Set exercise: Return every row that contains the string "title", copying each one in full. Matching is case-sensitive.

···

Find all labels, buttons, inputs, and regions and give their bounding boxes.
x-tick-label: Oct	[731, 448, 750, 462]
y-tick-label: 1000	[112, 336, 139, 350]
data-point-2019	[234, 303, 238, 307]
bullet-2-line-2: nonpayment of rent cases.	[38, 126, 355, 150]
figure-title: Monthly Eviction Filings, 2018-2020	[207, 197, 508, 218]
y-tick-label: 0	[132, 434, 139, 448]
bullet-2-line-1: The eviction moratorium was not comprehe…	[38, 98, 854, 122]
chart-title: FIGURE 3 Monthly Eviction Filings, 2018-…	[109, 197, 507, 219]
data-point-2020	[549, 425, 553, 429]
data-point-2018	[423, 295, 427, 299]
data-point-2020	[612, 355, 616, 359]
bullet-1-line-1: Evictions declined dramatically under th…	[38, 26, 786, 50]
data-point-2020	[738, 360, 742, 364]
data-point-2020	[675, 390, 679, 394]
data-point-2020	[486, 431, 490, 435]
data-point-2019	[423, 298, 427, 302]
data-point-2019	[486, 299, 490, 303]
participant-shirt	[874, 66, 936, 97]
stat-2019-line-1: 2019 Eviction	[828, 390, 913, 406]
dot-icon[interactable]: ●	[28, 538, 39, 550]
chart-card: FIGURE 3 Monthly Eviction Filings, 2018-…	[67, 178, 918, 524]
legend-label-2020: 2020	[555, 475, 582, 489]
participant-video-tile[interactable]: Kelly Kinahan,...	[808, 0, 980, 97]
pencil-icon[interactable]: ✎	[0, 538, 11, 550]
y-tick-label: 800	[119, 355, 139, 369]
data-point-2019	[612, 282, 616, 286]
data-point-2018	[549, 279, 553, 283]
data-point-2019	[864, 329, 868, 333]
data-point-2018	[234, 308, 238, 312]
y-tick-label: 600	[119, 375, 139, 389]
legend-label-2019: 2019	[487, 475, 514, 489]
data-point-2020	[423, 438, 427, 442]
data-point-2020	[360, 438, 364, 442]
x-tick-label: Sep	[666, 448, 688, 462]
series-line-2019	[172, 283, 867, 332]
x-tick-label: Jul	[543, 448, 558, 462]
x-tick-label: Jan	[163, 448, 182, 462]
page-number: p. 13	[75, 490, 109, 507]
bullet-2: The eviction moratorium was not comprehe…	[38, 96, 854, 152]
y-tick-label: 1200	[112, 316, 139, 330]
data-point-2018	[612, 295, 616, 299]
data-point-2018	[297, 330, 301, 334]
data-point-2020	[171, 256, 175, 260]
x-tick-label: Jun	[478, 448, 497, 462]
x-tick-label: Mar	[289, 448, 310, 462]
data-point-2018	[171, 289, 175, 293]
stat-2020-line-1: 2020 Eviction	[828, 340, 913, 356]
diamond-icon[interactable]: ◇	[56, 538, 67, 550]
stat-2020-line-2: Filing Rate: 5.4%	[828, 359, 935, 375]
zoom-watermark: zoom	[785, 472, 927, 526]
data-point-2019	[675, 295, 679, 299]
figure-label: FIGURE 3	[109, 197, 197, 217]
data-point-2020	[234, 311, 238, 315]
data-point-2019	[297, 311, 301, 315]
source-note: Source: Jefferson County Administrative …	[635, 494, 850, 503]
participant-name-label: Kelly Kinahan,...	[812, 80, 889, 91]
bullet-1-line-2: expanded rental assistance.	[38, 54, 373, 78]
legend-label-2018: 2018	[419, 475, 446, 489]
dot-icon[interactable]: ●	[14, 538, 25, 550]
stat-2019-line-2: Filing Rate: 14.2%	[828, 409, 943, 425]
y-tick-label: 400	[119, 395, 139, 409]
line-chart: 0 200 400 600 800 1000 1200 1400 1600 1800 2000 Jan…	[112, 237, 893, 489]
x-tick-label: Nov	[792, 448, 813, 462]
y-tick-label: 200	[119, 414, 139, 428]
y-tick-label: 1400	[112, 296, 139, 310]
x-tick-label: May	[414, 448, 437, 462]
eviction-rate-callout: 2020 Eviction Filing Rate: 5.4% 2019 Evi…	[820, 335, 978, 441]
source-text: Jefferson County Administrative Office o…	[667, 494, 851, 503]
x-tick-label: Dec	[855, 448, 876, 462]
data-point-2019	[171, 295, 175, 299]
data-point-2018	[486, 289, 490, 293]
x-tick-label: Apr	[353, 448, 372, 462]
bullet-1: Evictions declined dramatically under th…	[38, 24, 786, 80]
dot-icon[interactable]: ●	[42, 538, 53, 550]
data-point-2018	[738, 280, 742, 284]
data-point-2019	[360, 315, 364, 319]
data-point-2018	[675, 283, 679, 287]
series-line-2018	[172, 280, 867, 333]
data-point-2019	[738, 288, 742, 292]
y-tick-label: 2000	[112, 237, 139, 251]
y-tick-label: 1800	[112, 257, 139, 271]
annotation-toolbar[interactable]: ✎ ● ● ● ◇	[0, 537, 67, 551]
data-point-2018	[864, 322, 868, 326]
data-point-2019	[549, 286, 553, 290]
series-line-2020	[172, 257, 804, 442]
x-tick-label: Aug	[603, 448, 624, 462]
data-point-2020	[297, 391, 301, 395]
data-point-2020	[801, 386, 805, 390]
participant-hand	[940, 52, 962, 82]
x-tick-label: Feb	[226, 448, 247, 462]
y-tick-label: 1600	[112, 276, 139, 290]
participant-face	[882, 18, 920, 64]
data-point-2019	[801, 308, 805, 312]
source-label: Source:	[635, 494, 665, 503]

···

Written response:
figure-title: Monthly Eviction Filings, 2018-2020	[207, 197, 508, 218]
chart-title: FIGURE 3 Monthly Eviction Filings, 2018-…	[109, 197, 507, 219]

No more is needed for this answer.